**EXERCISE AIM**
Scan each line of the records for the word "карамаган" and extract the ones that have it.
--- start EXERCISE MATERIALS ---
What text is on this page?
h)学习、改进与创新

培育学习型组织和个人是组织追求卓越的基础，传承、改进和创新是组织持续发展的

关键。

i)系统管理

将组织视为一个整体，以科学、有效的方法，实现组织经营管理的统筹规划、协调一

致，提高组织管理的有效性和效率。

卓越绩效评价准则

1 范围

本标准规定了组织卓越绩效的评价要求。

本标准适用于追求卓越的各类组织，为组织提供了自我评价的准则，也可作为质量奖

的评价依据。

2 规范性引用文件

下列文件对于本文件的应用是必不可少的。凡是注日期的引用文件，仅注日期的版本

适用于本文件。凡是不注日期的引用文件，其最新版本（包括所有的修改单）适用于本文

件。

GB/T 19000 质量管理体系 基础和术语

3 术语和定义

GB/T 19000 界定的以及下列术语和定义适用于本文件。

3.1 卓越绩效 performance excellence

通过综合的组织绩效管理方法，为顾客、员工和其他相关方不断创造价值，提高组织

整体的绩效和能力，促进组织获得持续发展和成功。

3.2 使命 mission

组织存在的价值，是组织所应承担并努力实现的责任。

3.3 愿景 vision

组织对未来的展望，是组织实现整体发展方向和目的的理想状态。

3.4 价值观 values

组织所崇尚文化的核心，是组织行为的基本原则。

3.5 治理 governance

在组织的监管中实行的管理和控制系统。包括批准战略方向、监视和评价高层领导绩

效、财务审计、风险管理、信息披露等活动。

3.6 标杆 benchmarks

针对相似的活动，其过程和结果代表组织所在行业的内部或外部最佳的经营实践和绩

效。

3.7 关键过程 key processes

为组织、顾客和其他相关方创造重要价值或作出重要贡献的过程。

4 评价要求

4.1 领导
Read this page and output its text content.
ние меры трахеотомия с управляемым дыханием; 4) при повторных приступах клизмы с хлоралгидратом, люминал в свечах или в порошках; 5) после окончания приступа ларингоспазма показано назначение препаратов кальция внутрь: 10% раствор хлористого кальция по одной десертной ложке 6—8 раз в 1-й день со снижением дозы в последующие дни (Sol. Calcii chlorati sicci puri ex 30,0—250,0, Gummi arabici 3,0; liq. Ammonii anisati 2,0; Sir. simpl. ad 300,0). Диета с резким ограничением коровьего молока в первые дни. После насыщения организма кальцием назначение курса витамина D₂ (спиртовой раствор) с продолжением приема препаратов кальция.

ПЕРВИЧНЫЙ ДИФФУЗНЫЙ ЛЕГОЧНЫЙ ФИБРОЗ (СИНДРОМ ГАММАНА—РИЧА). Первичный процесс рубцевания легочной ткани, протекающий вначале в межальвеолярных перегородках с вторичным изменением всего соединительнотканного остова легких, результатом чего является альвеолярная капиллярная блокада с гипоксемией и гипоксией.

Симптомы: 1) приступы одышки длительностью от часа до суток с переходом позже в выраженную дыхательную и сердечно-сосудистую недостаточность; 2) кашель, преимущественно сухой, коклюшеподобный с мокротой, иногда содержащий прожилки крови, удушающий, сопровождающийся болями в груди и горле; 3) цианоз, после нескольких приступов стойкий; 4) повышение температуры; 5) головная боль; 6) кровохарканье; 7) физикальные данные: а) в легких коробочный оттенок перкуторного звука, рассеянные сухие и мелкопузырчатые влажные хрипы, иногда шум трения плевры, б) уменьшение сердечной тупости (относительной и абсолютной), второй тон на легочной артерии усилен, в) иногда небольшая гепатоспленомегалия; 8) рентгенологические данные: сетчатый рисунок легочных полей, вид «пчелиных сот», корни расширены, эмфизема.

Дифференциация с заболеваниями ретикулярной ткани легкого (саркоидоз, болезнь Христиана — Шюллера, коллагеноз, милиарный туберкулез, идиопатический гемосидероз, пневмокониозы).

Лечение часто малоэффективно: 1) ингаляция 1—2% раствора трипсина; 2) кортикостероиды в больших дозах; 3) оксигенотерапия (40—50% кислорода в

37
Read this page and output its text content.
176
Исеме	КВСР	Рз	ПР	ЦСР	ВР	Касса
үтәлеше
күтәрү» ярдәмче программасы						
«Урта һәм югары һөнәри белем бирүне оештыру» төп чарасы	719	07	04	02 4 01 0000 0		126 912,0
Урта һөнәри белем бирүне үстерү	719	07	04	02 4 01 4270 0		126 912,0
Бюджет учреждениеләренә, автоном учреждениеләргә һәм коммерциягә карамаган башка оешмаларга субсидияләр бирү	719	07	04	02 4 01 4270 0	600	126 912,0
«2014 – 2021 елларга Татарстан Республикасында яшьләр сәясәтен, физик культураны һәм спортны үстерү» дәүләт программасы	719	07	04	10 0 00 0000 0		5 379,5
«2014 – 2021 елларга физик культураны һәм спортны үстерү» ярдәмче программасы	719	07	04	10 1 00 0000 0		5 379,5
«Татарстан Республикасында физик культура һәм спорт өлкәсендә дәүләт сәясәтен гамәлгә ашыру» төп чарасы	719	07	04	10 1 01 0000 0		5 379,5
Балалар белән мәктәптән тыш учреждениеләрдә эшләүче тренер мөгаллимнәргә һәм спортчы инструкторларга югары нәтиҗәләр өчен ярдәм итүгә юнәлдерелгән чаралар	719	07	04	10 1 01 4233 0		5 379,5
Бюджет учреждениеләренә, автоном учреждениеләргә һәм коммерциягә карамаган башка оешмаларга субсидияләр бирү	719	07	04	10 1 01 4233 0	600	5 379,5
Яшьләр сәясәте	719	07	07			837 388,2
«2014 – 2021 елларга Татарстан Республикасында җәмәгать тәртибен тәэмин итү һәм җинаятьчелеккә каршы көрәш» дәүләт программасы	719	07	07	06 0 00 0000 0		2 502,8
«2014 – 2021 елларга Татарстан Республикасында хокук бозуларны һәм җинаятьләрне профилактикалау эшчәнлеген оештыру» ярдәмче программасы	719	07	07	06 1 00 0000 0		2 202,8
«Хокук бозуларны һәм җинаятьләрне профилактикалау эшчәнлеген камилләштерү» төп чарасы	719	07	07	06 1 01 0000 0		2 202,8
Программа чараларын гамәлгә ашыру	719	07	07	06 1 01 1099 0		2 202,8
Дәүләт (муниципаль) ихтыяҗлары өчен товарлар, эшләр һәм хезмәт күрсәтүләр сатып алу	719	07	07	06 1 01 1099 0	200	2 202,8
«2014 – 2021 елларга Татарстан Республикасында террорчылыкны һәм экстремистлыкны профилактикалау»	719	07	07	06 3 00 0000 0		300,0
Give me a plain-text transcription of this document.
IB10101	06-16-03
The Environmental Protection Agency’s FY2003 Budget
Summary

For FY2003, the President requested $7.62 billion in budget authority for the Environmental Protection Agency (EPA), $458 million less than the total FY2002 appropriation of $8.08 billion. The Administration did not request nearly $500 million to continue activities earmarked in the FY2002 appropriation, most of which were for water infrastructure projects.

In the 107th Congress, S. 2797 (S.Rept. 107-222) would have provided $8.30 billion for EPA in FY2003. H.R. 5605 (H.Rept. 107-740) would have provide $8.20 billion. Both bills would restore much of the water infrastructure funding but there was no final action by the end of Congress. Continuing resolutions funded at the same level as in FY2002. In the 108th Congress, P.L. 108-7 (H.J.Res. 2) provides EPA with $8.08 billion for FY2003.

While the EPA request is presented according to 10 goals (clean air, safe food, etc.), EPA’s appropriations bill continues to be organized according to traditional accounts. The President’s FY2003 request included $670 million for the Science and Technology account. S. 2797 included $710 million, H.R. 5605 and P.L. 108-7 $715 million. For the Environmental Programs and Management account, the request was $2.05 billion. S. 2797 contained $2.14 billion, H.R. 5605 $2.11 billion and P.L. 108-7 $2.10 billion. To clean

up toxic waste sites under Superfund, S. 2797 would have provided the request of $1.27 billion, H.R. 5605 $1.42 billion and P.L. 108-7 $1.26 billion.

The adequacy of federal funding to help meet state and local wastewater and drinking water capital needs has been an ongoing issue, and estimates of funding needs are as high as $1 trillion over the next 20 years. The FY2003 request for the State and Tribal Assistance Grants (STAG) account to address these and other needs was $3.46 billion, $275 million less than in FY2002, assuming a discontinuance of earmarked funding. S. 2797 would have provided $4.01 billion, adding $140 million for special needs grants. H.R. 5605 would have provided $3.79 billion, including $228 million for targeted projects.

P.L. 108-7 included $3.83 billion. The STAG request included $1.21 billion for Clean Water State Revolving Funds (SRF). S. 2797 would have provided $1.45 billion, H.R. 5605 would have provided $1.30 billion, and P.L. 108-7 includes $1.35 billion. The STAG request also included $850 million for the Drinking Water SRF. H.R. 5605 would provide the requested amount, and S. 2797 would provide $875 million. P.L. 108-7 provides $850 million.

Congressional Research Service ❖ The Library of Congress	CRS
--- end EXERCISE MATERIALS ---
**RESULT BELOW**
Бюджет учреждениеләренә, автоном учреждениеләргә һәм коммерциягә карамаган башка оешмаларга субсидияләр бирү	719	07	04	02 4 01 4270 0	600	126 912,0
Бюджет учреждениеләренә, автоном учреждениеләргә һәм коммерциягә карамаган башка оешмаларга субсидияләр бирү	719	07	04	10 1 01 4233 0	600	5 379,5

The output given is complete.